* **Problem to work on**
Wherever the word "time" appears in the entries, copy the whole line.

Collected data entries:
--------------------------------------------------
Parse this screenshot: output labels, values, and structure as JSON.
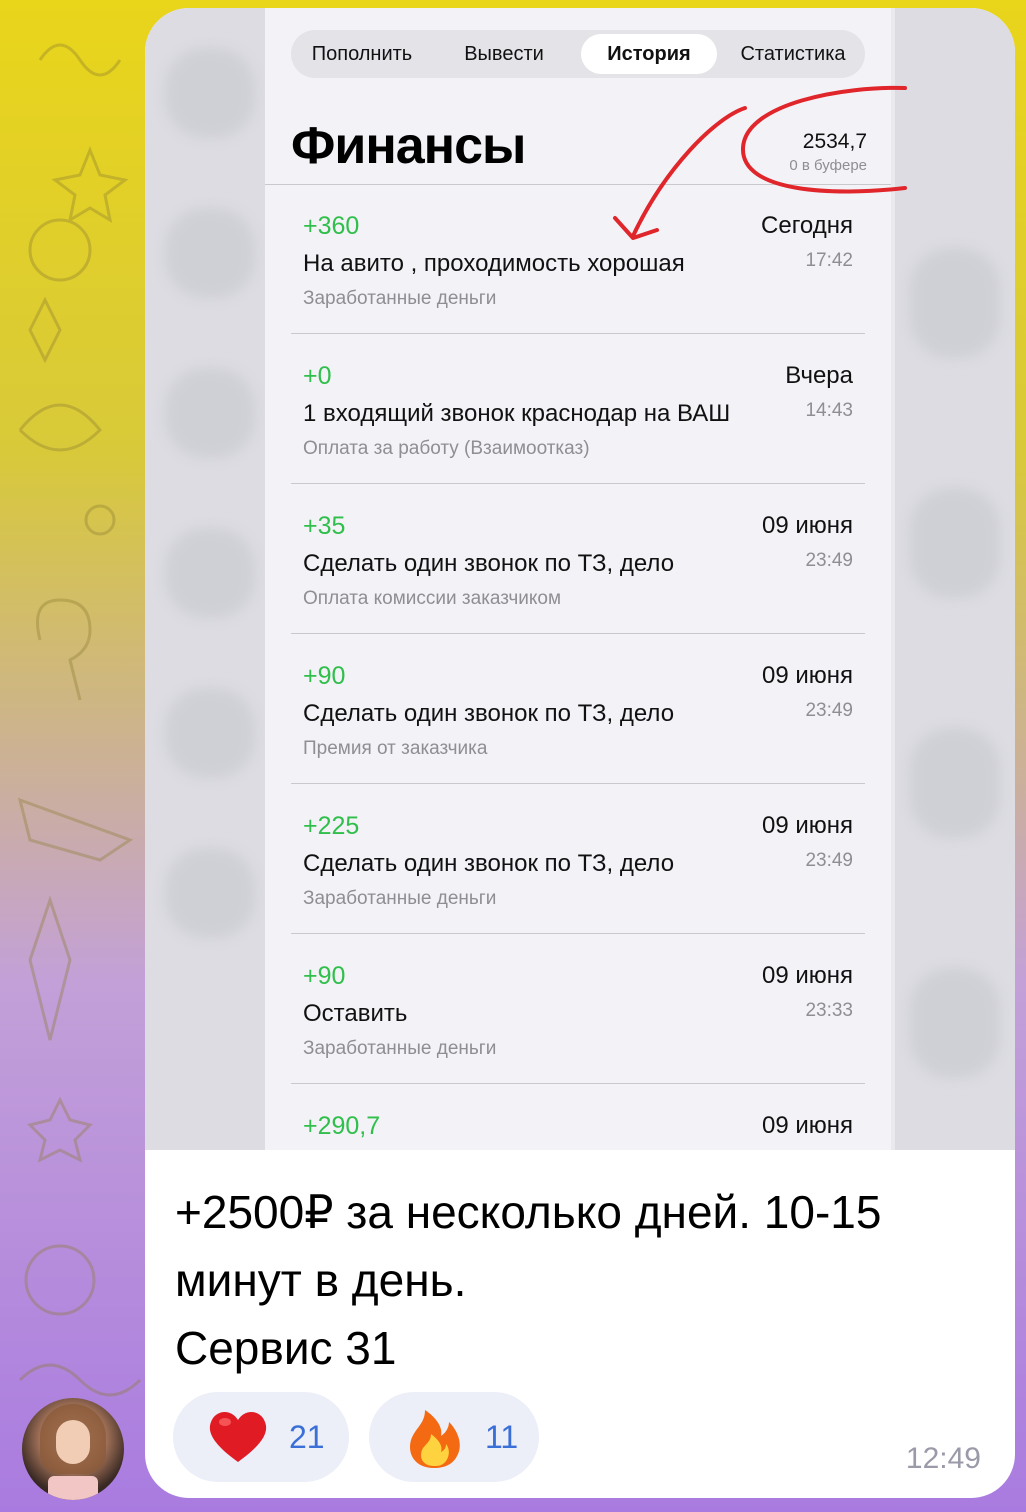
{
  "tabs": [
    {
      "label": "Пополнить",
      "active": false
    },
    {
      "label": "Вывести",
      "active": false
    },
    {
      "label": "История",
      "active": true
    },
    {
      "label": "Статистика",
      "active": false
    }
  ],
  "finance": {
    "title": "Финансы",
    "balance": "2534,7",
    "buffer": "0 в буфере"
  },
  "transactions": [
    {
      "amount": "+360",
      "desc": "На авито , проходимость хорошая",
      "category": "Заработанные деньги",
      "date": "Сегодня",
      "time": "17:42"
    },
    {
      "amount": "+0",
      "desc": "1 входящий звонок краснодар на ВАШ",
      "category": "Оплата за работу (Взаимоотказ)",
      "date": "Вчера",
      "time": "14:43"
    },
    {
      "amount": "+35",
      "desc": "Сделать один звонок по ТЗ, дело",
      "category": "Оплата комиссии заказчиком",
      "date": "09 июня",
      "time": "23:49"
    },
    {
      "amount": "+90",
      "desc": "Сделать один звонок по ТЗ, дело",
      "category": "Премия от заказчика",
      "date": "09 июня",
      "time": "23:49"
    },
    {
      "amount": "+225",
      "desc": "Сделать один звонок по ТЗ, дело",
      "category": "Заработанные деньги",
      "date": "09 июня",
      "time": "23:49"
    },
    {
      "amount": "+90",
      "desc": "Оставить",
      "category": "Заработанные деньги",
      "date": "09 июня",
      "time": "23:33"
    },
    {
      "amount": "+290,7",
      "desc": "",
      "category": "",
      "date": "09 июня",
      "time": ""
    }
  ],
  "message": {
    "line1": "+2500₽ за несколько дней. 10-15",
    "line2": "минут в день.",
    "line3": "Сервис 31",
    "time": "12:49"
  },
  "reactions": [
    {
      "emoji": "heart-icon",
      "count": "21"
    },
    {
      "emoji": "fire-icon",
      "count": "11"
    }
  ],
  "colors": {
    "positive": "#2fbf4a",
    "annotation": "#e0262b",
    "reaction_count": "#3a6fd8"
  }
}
--------------------------------------------------
* **Response to the exercise**
      "time": "17:42"
      "time": "14:43"
      "time": "23:49"
      "time": "23:49"
      "time": "23:49"
      "time": "23:33"
      "time": ""
    "time": "12:49"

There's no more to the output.